Figure data in JSON:
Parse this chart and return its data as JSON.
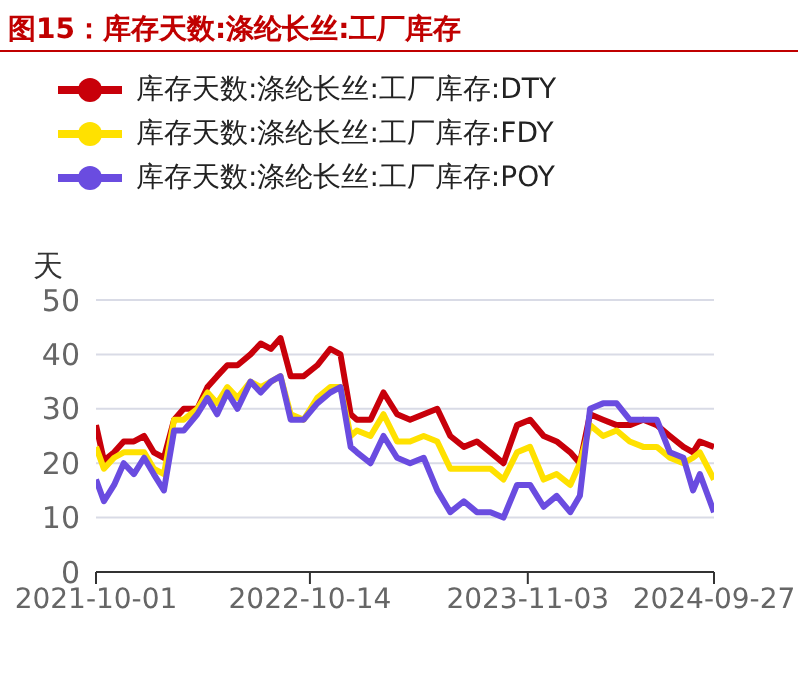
{
  "chart_data": {
    "type": "line",
    "title": "图15：库存天数:涤纶长丝:工厂库存",
    "ylabel": "天",
    "x": [
      "2021-10-01",
      "2021-10-15",
      "2021-11-02",
      "2021-11-19",
      "2021-12-07",
      "2021-12-25",
      "2022-01-11",
      "2022-01-29",
      "2022-02-16",
      "2022-03-05",
      "2022-03-29",
      "2022-04-16",
      "2022-05-03",
      "2022-05-21",
      "2022-06-08",
      "2022-07-01",
      "2022-07-19",
      "2022-08-06",
      "2022-08-23",
      "2022-09-10",
      "2022-10-03",
      "2022-10-27",
      "2022-11-19",
      "2022-12-07",
      "2022-12-25",
      "2023-01-05",
      "2023-01-29",
      "2023-02-21",
      "2023-03-17",
      "2023-04-09",
      "2023-05-03",
      "2023-05-27",
      "2023-06-19",
      "2023-07-13",
      "2023-08-05",
      "2023-08-29",
      "2023-09-21",
      "2023-10-15",
      "2023-11-07",
      "2023-12-01",
      "2023-12-24",
      "2024-01-17",
      "2024-02-03",
      "2024-02-21",
      "2024-03-15",
      "2024-04-08",
      "2024-05-01",
      "2024-05-25",
      "2024-06-18",
      "2024-07-11",
      "2024-08-04",
      "2024-08-21",
      "2024-09-02",
      "2024-09-27"
    ],
    "series": [
      {
        "name": "库存天数:涤纶长丝:工厂库存:DTY",
        "color": "#c8000a",
        "values": [
          27,
          20.5,
          22,
          24,
          24,
          25,
          22,
          21,
          28,
          30,
          30,
          34,
          36,
          38,
          38,
          40,
          42,
          41,
          43,
          36,
          36,
          38,
          41,
          40,
          29,
          28,
          28,
          33,
          29,
          28,
          29,
          30,
          25,
          23,
          24,
          22,
          20,
          27,
          28,
          25,
          24,
          22,
          20,
          29,
          28,
          27,
          27,
          28,
          27,
          25,
          23,
          22,
          24,
          23
        ]
      },
      {
        "name": "库存天数:涤纶长丝:工厂库存:FDY",
        "color": "#ffe100",
        "values": [
          23,
          19,
          21,
          22,
          22,
          22,
          19,
          18,
          28,
          28,
          30,
          33,
          31,
          34,
          32,
          35,
          34,
          35,
          36,
          29,
          28,
          32,
          34,
          34,
          25,
          26,
          25,
          29,
          24,
          24,
          25,
          24,
          19,
          19,
          19,
          19,
          17,
          22,
          23,
          17,
          18,
          16,
          20,
          27,
          25,
          26,
          24,
          23,
          23,
          21,
          20,
          21,
          22,
          17
        ]
      },
      {
        "name": "库存天数:涤纶长丝:工厂库存:POY",
        "color": "#6a4ce0",
        "values": [
          17,
          13,
          16,
          20,
          18,
          21,
          18,
          15,
          26,
          26,
          29,
          32,
          29,
          33,
          30,
          35,
          33,
          35,
          36,
          28,
          28,
          31,
          33,
          34,
          23,
          22,
          20,
          25,
          21,
          20,
          21,
          15,
          11,
          13,
          11,
          11,
          10,
          16,
          16,
          12,
          14,
          11,
          14,
          30,
          31,
          31,
          28,
          28,
          28,
          22,
          21,
          15,
          18,
          11
        ]
      }
    ],
    "xlim": [
      "2021-10-01",
      "2024-09-27"
    ],
    "xticks": [
      "2021-10-01",
      "2022-10-14",
      "2023-11-03",
      "2024-09-27"
    ],
    "ylim": [
      0,
      50
    ],
    "yticks": [
      0,
      10,
      20,
      30,
      40,
      50
    ],
    "grid": "y",
    "legend": "top left",
    "marker": "none",
    "line_style": "solid"
  }
}
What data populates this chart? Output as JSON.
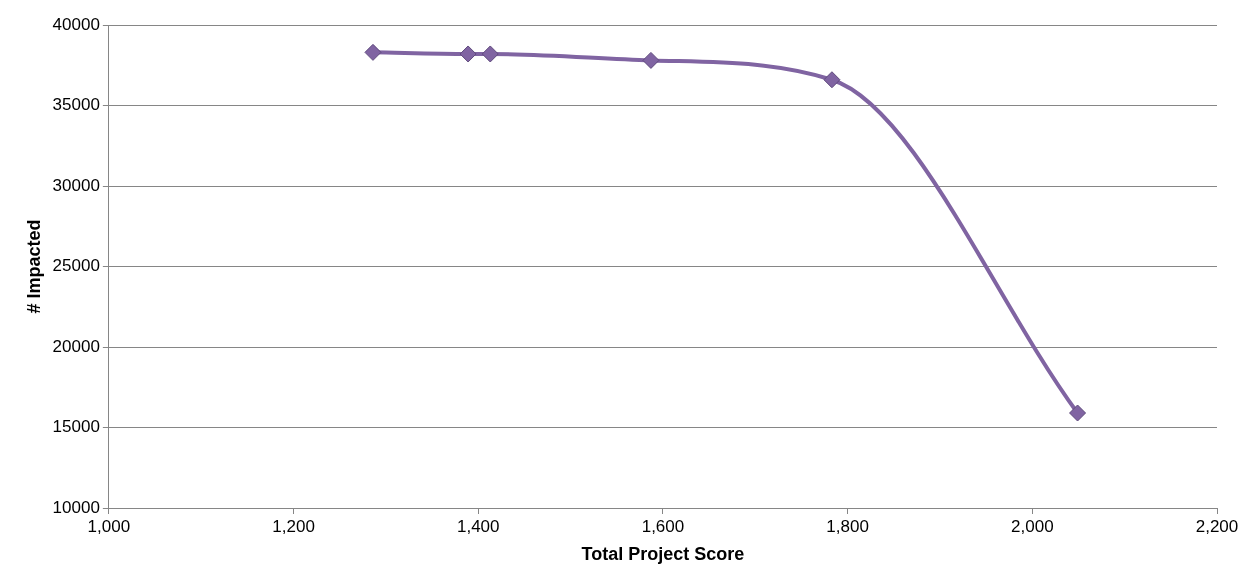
{
  "chart_data": {
    "type": "line",
    "xlabel": "Total Project Score",
    "ylabel": "# Impacted",
    "series": [
      {
        "color": "#8064a2",
        "x": [
          1286,
          1389,
          1413,
          1587,
          1783,
          2049
        ],
        "values": [
          38300,
          38200,
          38200,
          37800,
          36600,
          15900
        ]
      }
    ],
    "marker": "diamond",
    "line_style": "solid",
    "grid": "y",
    "legend": false,
    "xlim": [
      1000,
      2200
    ],
    "xticks": [
      {
        "value": 1000,
        "label": "1,000"
      },
      {
        "value": 1200,
        "label": "1,200"
      },
      {
        "value": 1400,
        "label": "1,400"
      },
      {
        "value": 1600,
        "label": "1,600"
      },
      {
        "value": 1800,
        "label": "1,800"
      },
      {
        "value": 2000,
        "label": "2,000"
      },
      {
        "value": 2200,
        "label": "2,200"
      }
    ],
    "ylim": [
      10000,
      40000
    ],
    "yticks": [
      10000,
      15000,
      20000,
      25000,
      30000,
      35000,
      40000
    ]
  }
}
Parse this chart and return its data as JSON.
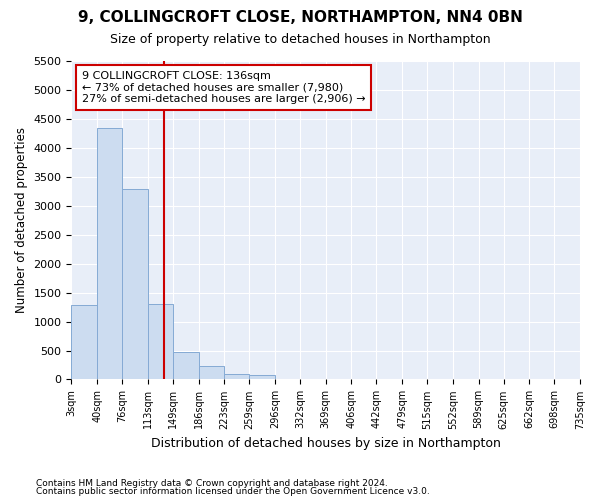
{
  "title": "9, COLLINGCROFT CLOSE, NORTHAMPTON, NN4 0BN",
  "subtitle": "Size of property relative to detached houses in Northampton",
  "xlabel": "Distribution of detached houses by size in Northampton",
  "ylabel": "Number of detached properties",
  "bin_edges": [
    3,
    40,
    76,
    113,
    149,
    186,
    223,
    259,
    296,
    332,
    369,
    406,
    442,
    479,
    515,
    552,
    589,
    625,
    662,
    698,
    735
  ],
  "bar_heights": [
    1280,
    4350,
    3300,
    1300,
    480,
    230,
    90,
    70,
    0,
    0,
    0,
    0,
    0,
    0,
    0,
    0,
    0,
    0,
    0,
    0
  ],
  "bar_color": "#ccdcf0",
  "bar_edge_color": "#85aad4",
  "red_line_x": 136,
  "annotation_text": "9 COLLINGCROFT CLOSE: 136sqm\n← 73% of detached houses are smaller (7,980)\n27% of semi-detached houses are larger (2,906) →",
  "annotation_box_color": "white",
  "annotation_box_edgecolor": "#cc0000",
  "ylim": [
    0,
    5500
  ],
  "yticks": [
    0,
    500,
    1000,
    1500,
    2000,
    2500,
    3000,
    3500,
    4000,
    4500,
    5000,
    5500
  ],
  "footnote1": "Contains HM Land Registry data © Crown copyright and database right 2024.",
  "footnote2": "Contains public sector information licensed under the Open Government Licence v3.0.",
  "fig_bg_color": "#ffffff",
  "plot_bg_color": "#e8eef8"
}
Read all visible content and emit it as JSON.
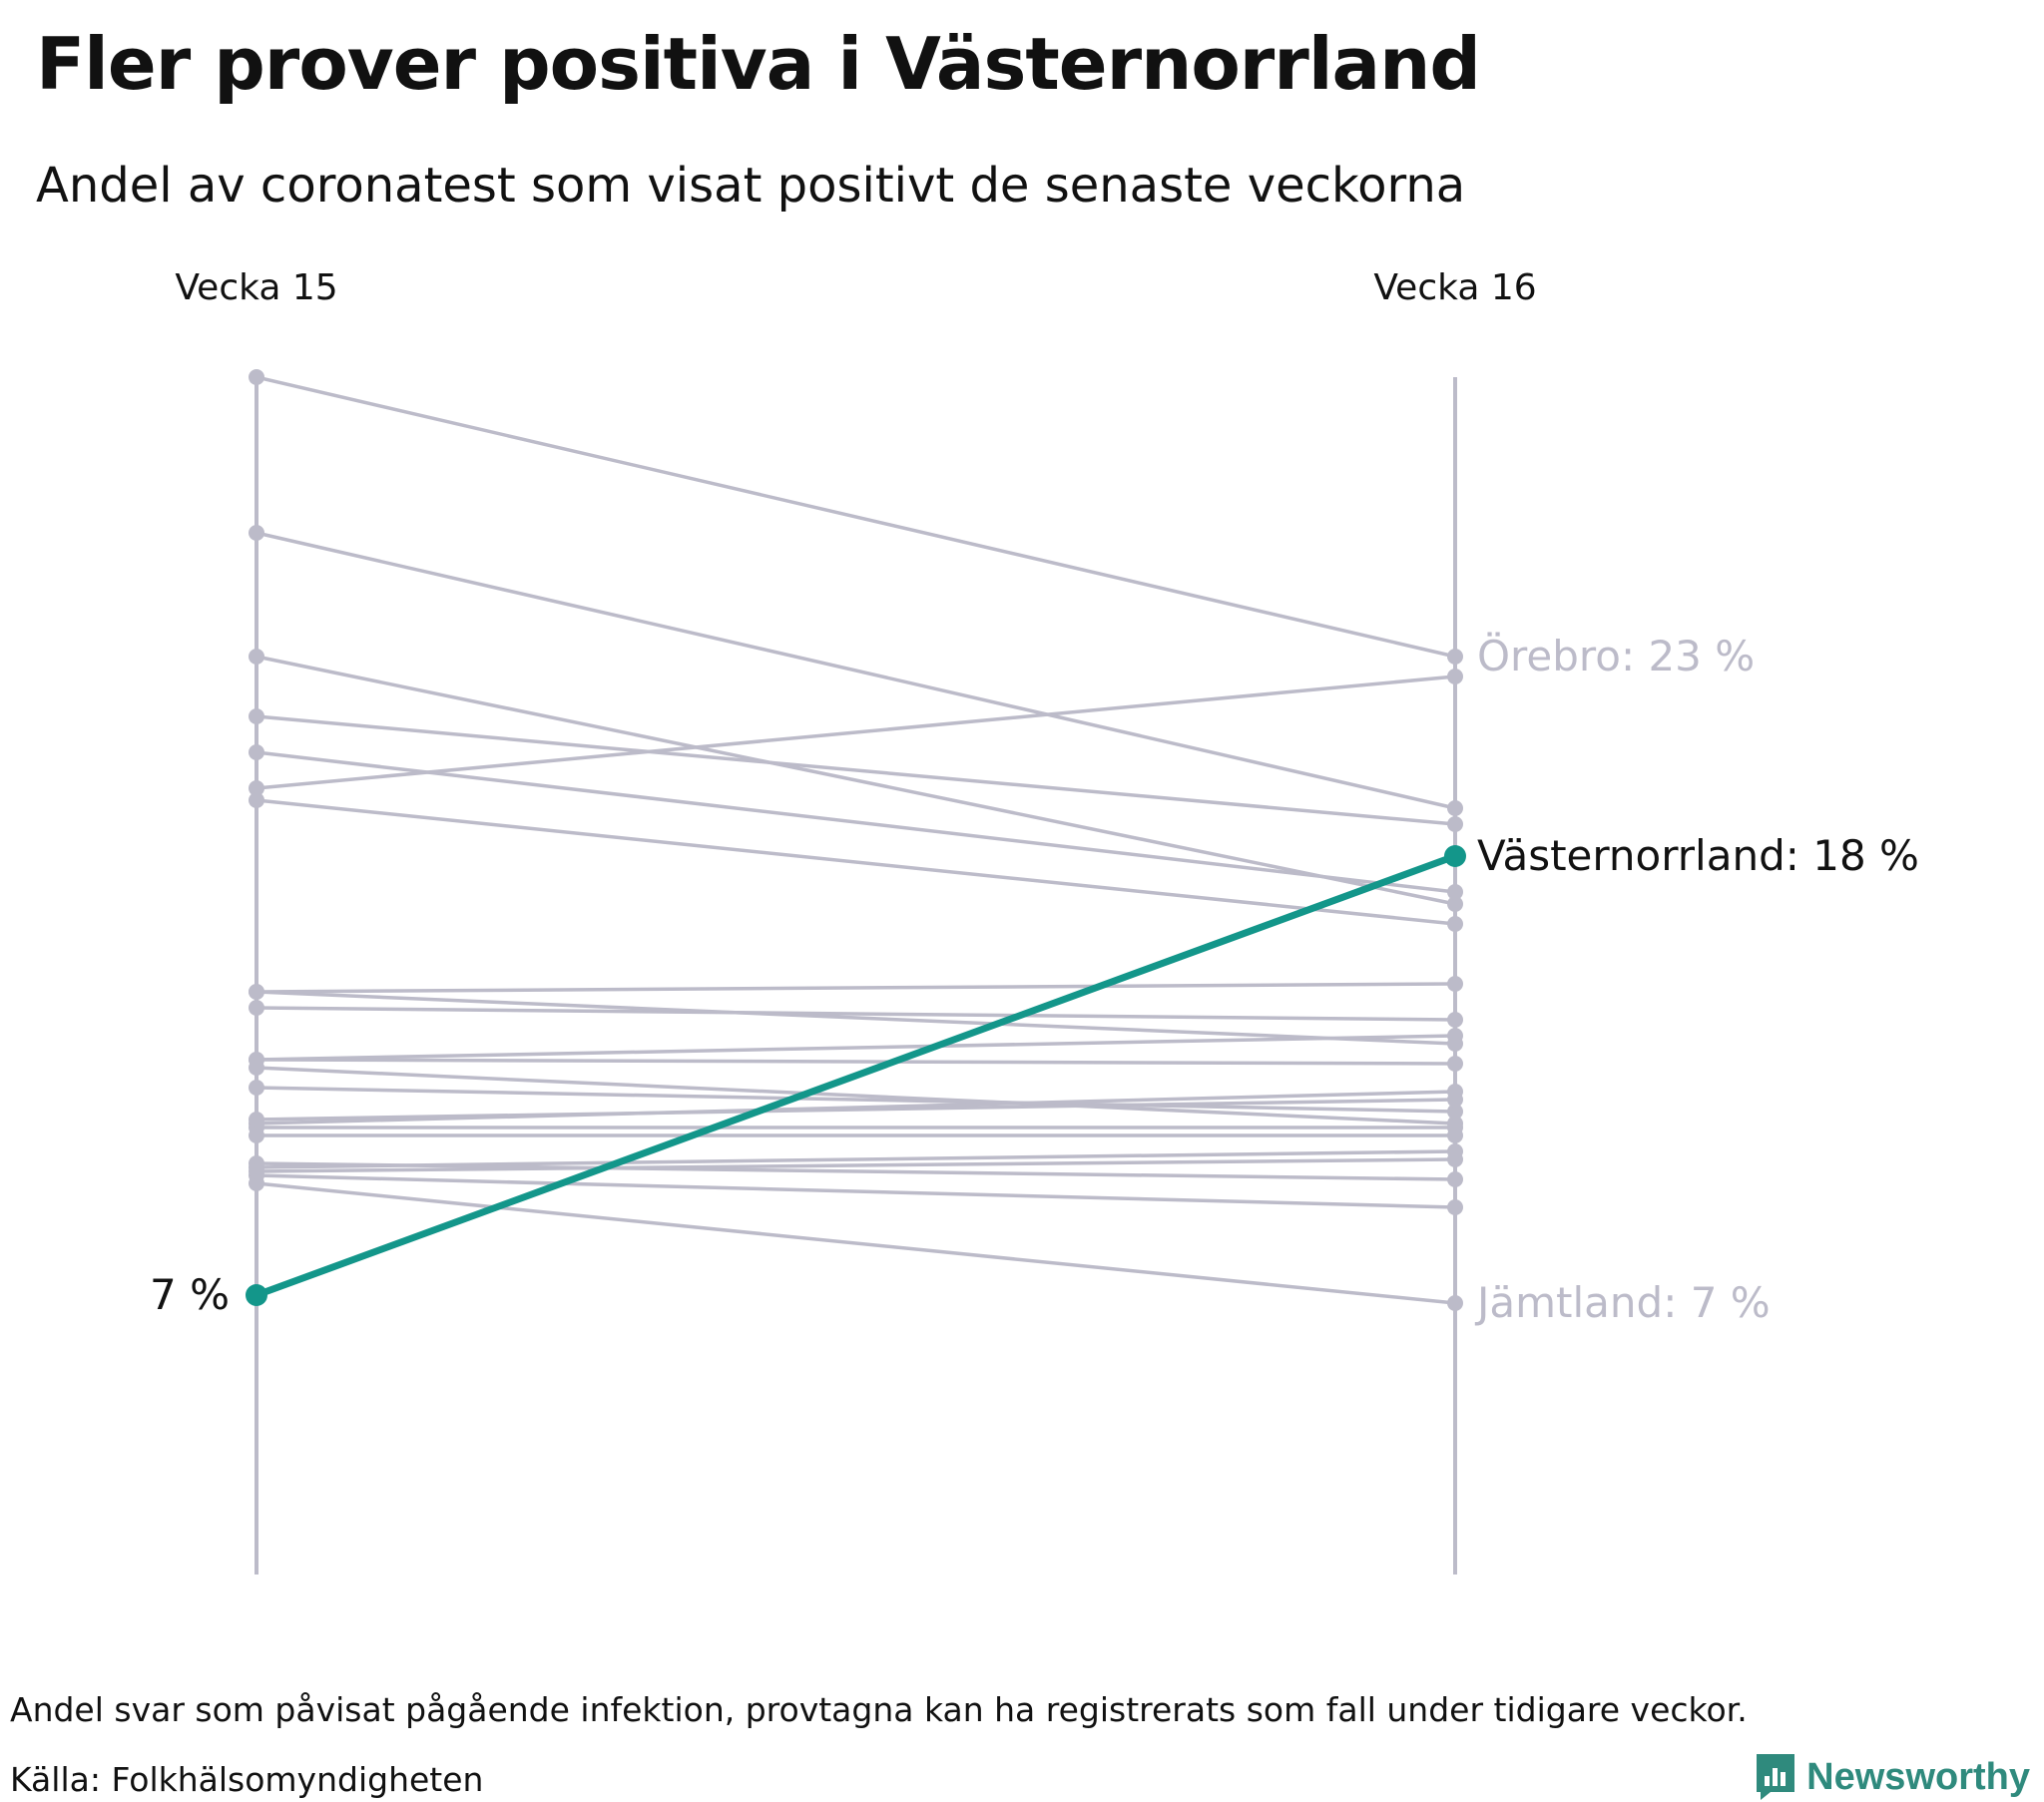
{
  "title": "Fler prover positiva i Västernorrland",
  "subtitle": "Andel av coronatest som visat positivt de senaste veckorna",
  "footer": {
    "note": "Andel svar som påvisat pågående infektion, provtagna kan ha registrerats som fall under tidigare veckor.",
    "source": "Källa: Folkhälsomyndigheten",
    "brand": "Newsworthy"
  },
  "colors": {
    "highlight": "#13968a",
    "muted": "#bcbbc9",
    "text": "#111111",
    "brand": "#2f8a7d"
  },
  "chart_data": {
    "type": "slope",
    "categories": [
      "Vecka 15",
      "Vecka 16"
    ],
    "unit": "%",
    "ylim": [
      0,
      30
    ],
    "highlight": {
      "name": "Västernorrland",
      "values": [
        7.0,
        18.0
      ],
      "label_start": "7 %",
      "label_end": "Västernorrland: 18 %"
    },
    "annotations": [
      {
        "name": "Örebro",
        "label": "Örebro: 23 %",
        "value": 23.0
      },
      {
        "name": "Jämtland",
        "label": "Jämtland: 7 %",
        "value": 6.8
      }
    ],
    "series": [
      {
        "values": [
          30.0,
          23.0
        ]
      },
      {
        "values": [
          26.1,
          19.2
        ]
      },
      {
        "values": [
          23.0,
          16.8
        ]
      },
      {
        "values": [
          21.5,
          18.8
        ]
      },
      {
        "values": [
          20.6,
          17.1
        ]
      },
      {
        "values": [
          19.7,
          22.5
        ]
      },
      {
        "values": [
          19.4,
          16.3
        ]
      },
      {
        "values": [
          14.6,
          14.8
        ]
      },
      {
        "values": [
          14.2,
          13.9
        ]
      },
      {
        "values": [
          12.9,
          13.5
        ]
      },
      {
        "values": [
          12.9,
          12.8
        ]
      },
      {
        "values": [
          12.7,
          11.3
        ]
      },
      {
        "values": [
          12.2,
          11.6
        ]
      },
      {
        "values": [
          11.3,
          12.1
        ]
      },
      {
        "values": [
          11.2,
          11.2
        ]
      },
      {
        "values": [
          11.4,
          11.9
        ]
      },
      {
        "values": [
          11.0,
          11.0
        ]
      },
      {
        "values": [
          10.2,
          10.6
        ]
      },
      {
        "values": [
          10.3,
          9.9
        ]
      },
      {
        "values": [
          10.0,
          9.2
        ]
      },
      {
        "values": [
          9.8,
          6.8
        ]
      },
      {
        "values": [
          14.6,
          13.3
        ]
      },
      {
        "values": [
          10.1,
          10.4
        ]
      }
    ]
  }
}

## Task requirements
Search the lines above for the string "ylabel" and copy each line that has it.

## Answer to this problem
    "ylabel": "天",
    "ylabel": "# Impacted",
  "ylabel": "Number of detached properties",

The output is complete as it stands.